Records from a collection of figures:

-- -- --

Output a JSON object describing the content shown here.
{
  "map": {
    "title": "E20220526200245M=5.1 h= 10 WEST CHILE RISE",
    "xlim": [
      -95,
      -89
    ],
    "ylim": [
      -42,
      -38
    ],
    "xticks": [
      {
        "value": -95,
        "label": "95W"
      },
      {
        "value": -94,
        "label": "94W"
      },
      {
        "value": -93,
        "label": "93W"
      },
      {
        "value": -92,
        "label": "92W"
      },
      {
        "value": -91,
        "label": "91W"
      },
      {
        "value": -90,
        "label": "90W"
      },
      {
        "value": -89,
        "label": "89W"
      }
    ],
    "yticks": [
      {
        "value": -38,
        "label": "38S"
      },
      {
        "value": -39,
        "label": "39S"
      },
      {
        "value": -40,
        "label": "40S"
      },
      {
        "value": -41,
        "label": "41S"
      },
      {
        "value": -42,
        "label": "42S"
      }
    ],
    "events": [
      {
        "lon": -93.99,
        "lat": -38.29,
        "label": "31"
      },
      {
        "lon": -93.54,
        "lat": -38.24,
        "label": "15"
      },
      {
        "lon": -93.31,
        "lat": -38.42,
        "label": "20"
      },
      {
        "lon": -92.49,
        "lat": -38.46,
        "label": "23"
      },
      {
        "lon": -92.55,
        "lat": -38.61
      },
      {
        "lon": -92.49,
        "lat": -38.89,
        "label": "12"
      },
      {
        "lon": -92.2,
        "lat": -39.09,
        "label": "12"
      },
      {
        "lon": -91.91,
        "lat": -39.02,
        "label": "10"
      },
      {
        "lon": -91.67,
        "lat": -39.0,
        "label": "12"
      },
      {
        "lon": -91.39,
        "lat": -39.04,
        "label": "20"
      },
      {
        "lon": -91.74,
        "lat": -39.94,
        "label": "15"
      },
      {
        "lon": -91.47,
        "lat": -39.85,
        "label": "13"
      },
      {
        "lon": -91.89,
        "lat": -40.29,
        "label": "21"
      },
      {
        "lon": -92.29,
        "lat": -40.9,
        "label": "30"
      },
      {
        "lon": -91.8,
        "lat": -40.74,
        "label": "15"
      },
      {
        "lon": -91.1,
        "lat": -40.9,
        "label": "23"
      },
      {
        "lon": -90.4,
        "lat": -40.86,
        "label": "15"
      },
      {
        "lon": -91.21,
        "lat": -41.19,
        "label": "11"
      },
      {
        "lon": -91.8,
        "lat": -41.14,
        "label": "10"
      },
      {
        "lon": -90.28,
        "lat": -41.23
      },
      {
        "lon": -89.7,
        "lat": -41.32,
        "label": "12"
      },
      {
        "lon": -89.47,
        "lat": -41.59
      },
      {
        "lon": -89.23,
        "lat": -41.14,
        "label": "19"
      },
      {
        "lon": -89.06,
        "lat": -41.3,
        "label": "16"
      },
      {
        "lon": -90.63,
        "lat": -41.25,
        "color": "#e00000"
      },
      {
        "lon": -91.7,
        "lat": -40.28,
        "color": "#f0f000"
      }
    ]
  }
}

-- -- --

• WRITTEN INSTRUCTION: Gather each line holding the string "value".

• WRITTEN SOLUTION:
        "value": -95,
        "value": -94,
        "value": -93,
        "value": -92,
        "value": -91,
        "value": -90,
        "value": -89,
        "value": -38,
        "value": -39,
        "value": -40,
        "value": -41,
        "value": -42,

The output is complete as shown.